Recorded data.
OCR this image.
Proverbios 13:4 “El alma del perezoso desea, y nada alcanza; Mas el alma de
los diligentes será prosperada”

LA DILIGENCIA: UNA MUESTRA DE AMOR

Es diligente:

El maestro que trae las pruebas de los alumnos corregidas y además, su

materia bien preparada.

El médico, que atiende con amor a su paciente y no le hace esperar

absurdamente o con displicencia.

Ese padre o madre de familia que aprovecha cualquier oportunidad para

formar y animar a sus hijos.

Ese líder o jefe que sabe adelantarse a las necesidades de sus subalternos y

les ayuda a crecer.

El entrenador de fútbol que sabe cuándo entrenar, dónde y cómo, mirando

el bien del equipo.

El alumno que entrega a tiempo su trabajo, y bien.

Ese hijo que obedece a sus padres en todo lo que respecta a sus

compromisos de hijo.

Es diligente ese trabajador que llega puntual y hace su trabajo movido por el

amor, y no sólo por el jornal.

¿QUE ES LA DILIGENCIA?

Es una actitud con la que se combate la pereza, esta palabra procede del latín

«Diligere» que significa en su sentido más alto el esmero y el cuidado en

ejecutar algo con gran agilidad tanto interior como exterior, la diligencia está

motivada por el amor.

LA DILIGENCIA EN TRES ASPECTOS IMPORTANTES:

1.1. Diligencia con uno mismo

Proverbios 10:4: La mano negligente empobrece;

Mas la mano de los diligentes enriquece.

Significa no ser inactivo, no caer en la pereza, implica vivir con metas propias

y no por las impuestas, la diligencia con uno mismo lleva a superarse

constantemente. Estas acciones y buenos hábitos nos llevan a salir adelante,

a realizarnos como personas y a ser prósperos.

Set exercise.
Scan the listing above. Gather each line that contains the word "mano".

Solution.
Proverbios 10:4: La mano negligente empobrece;
Mas la mano de los diligentes enriquece.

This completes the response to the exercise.